**Request**
Every entry below must appear again, exactly as written.

[Collected data entries]

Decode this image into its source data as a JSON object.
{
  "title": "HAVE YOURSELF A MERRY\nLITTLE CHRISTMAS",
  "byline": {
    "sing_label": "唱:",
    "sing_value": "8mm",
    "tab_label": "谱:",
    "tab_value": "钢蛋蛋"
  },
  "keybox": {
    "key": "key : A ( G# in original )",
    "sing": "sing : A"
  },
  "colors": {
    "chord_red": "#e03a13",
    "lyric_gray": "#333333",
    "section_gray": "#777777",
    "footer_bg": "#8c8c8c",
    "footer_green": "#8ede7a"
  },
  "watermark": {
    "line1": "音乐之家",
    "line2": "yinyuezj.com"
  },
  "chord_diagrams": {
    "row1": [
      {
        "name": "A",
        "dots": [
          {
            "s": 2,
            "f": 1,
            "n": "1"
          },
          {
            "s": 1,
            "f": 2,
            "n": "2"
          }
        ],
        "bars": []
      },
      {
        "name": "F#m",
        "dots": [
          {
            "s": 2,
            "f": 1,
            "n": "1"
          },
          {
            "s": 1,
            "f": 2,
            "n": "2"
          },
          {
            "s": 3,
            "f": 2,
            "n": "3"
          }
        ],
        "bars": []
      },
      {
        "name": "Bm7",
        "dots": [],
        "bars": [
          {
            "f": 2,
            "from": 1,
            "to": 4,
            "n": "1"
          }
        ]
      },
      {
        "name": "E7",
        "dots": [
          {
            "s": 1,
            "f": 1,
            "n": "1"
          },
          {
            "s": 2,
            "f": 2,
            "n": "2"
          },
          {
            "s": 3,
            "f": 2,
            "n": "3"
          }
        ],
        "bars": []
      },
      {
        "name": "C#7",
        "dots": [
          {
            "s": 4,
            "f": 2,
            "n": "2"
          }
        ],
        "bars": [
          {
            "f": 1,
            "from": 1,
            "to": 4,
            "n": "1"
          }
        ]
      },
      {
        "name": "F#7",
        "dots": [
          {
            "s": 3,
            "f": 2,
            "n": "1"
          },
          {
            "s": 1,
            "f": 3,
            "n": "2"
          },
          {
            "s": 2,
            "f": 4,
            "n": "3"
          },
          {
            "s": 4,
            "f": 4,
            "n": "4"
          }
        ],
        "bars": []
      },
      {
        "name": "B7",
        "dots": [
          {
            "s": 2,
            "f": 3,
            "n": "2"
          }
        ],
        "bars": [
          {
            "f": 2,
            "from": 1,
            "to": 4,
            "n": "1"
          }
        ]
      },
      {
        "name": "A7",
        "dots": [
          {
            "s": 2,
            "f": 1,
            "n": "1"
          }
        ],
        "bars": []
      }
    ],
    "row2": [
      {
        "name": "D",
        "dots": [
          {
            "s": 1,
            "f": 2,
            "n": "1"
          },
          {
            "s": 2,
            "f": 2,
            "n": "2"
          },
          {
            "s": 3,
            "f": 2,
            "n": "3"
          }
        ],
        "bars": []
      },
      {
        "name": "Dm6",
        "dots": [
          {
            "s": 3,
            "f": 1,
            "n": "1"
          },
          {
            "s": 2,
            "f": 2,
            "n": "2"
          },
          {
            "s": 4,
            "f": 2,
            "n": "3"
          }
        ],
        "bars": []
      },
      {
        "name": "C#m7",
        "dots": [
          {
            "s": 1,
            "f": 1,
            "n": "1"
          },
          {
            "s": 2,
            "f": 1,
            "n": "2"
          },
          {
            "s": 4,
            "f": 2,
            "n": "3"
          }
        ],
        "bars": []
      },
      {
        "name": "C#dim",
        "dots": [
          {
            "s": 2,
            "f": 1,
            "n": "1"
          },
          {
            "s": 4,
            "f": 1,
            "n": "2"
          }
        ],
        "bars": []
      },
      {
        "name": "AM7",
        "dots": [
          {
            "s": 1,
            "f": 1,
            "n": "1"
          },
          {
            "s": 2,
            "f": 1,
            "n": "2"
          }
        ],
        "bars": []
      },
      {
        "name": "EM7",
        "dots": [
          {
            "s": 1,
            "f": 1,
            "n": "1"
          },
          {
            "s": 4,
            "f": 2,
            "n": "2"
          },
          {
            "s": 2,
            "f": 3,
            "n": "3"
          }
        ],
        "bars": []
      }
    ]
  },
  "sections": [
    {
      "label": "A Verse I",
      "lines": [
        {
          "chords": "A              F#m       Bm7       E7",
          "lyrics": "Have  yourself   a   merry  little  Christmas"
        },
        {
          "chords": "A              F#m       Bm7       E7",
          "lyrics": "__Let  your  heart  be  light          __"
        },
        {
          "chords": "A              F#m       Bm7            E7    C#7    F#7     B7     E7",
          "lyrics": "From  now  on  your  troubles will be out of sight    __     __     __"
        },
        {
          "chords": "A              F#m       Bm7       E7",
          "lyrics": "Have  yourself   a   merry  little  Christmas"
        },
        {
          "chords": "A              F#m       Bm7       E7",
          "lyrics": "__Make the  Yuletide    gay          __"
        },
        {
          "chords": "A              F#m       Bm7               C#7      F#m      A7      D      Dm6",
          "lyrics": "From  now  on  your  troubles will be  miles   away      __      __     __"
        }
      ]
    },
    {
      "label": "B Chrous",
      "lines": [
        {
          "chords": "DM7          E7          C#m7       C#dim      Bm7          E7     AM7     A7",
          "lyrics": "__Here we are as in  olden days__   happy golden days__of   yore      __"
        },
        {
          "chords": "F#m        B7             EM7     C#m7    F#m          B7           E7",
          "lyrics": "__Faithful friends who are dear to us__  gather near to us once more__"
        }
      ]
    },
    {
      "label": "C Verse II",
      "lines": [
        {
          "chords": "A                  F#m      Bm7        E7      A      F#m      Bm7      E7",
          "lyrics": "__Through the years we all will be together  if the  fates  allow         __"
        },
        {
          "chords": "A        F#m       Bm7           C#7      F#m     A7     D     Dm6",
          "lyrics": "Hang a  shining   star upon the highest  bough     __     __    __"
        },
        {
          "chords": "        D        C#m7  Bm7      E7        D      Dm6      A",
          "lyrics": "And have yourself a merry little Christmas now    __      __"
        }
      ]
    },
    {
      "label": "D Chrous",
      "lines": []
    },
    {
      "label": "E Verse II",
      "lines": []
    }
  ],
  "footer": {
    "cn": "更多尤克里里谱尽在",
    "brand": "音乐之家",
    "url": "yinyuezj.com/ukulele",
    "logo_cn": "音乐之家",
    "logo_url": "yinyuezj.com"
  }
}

**Reply to the exercise**
Decode this image into its source data as a JSON object.
{
  "title": "HAVE YOURSELF A MERRY\nLITTLE CHRISTMAS",
  "byline": {
    "sing_label": "唱:",
    "sing_value": "8mm",
    "tab_label": "谱:",
    "tab_value": "钢蛋蛋"
  },
  "keybox": {
    "key": "key : A ( G# in original )",
    "sing": "sing : A"
  },
  "colors": {
    "chord_red": "#e03a13",
    "lyric_gray": "#333333",
    "section_gray": "#777777",
    "footer_bg": "#8c8c8c",
    "footer_green": "#8ede7a"
  },
  "watermark": {
    "line1": "音乐之家",
    "line2": "yinyuezj.com"
  },
  "chord_diagrams": {
    "row1": [
      {
        "name": "A",
        "dots": [
          {
            "s": 2,
            "f": 1,
            "n": "1"
          },
          {
            "s": 1,
            "f": 2,
            "n": "2"
          }
        ],
        "bars": []
      },
      {
        "name": "F#m",
        "dots": [
          {
            "s": 2,
            "f": 1,
            "n": "1"
          },
          {
            "s": 1,
            "f": 2,
            "n": "2"
          },
          {
            "s": 3,
            "f": 2,
            "n": "3"
          }
        ],
        "bars": []
      },
      {
        "name": "Bm7",
        "dots": [],
        "bars": [
          {
            "f": 2,
            "from": 1,
            "to": 4,
            "n": "1"
          }
        ]
      },
      {
        "name": "E7",
        "dots": [
          {
            "s": 1,
            "f": 1,
            "n": "1"
          },
          {
            "s": 2,
            "f": 2,
            "n": "2"
          },
          {
            "s": 3,
            "f": 2,
            "n": "3"
          }
        ],
        "bars": []
      },
      {
        "name": "C#7",
        "dots": [
          {
            "s": 4,
            "f": 2,
            "n": "2"
          }
        ],
        "bars": [
          {
            "f": 1,
            "from": 1,
            "to": 4,
            "n": "1"
          }
        ]
      },
      {
        "name": "F#7",
        "dots": [
          {
            "s": 3,
            "f": 2,
            "n": "1"
          },
          {
            "s": 1,
            "f": 3,
            "n": "2"
          },
          {
            "s": 2,
            "f": 4,
            "n": "3"
          },
          {
            "s": 4,
            "f": 4,
            "n": "4"
          }
        ],
        "bars": []
      },
      {
        "name": "B7",
        "dots": [
          {
            "s": 2,
            "f": 3,
            "n": "2"
          }
        ],
        "bars": [
          {
            "f": 2,
            "from": 1,
            "to": 4,
            "n": "1"
          }
        ]
      },
      {
        "name": "A7",
        "dots": [
          {
            "s": 2,
            "f": 1,
            "n": "1"
          }
        ],
        "bars": []
      }
    ],
    "row2": [
      {
        "name": "D",
        "dots": [
          {
            "s": 1,
            "f": 2,
            "n": "1"
          },
          {
            "s": 2,
            "f": 2,
            "n": "2"
          },
          {
            "s": 3,
            "f": 2,
            "n": "3"
          }
        ],
        "bars": []
      },
      {
        "name": "Dm6",
        "dots": [
          {
            "s": 3,
            "f": 1,
            "n": "1"
          },
          {
            "s": 2,
            "f": 2,
            "n": "2"
          },
          {
            "s": 4,
            "f": 2,
            "n": "3"
          }
        ],
        "bars": []
      },
      {
        "name": "C#m7",
        "dots": [
          {
            "s": 1,
            "f": 1,
            "n": "1"
          },
          {
            "s": 2,
            "f": 1,
            "n": "2"
          },
          {
            "s": 4,
            "f": 2,
            "n": "3"
          }
        ],
        "bars": []
      },
      {
        "name": "C#dim",
        "dots": [
          {
            "s": 2,
            "f": 1,
            "n": "1"
          },
          {
            "s": 4,
            "f": 1,
            "n": "2"
          }
        ],
        "bars": []
      },
      {
        "name": "AM7",
        "dots": [
          {
            "s": 1,
            "f": 1,
            "n": "1"
          },
          {
            "s": 2,
            "f": 1,
            "n": "2"
          }
        ],
        "bars": []
      },
      {
        "name": "EM7",
        "dots": [
          {
            "s": 1,
            "f": 1,
            "n": "1"
          },
          {
            "s": 4,
            "f": 2,
            "n": "2"
          },
          {
            "s": 2,
            "f": 3,
            "n": "3"
          }
        ],
        "bars": []
      }
    ]
  },
  "sections": [
    {
      "label": "A Verse I",
      "lines": [
        {
          "chords": "A              F#m       Bm7       E7",
          "lyrics": "Have  yourself   a   merry  little  Christmas"
        },
        {
          "chords": "A              F#m       Bm7       E7",
          "lyrics": "__Let  your  heart  be  light          __"
        },
        {
          "chords": "A              F#m       Bm7            E7    C#7    F#7     B7     E7",
          "lyrics": "From  now  on  your  troubles will be out of sight    __     __     __"
        },
        {
          "chords": "A              F#m       Bm7       E7",
          "lyrics": "Have  yourself   a   merry  little  Christmas"
        },
        {
          "chords": "A              F#m       Bm7       E7",
          "lyrics": "__Make the  Yuletide    gay          __"
        },
        {
          "chords": "A              F#m       Bm7               C#7      F#m      A7      D      Dm6",
          "lyrics": "From  now  on  your  troubles will be  miles   away      __      __     __"
        }
      ]
    },
    {
      "label": "B Chrous",
      "lines": [
        {
          "chords": "DM7          E7          C#m7       C#dim      Bm7          E7     AM7     A7",
          "lyrics": "__Here we are as in  olden days__   happy golden days__of   yore      __"
        },
        {
          "chords": "F#m        B7             EM7     C#m7    F#m          B7           E7",
          "lyrics": "__Faithful friends who are dear to us__  gather near to us once more__"
        }
      ]
    },
    {
      "label": "C Verse II",
      "lines": [
        {
          "chords": "A                  F#m      Bm7        E7      A      F#m      Bm7      E7",
          "lyrics": "__Through the years we all will be together  if the  fates  allow         __"
        },
        {
          "chords": "A        F#m       Bm7           C#7      F#m     A7     D     Dm6",
          "lyrics": "Hang a  shining   star upon the highest  bough     __     __    __"
        },
        {
          "chords": "        D        C#m7  Bm7      E7        D      Dm6      A",
          "lyrics": "And have yourself a merry little Christmas now    __      __"
        }
      ]
    },
    {
      "label": "D Chrous",
      "lines": []
    },
    {
      "label": "E Verse II",
      "lines": []
    }
  ],
  "footer": {
    "cn": "更多尤克里里谱尽在",
    "brand": "音乐之家",
    "url": "yinyuezj.com/ukulele",
    "logo_cn": "音乐之家",
    "logo_url": "yinyuezj.com"
  }
}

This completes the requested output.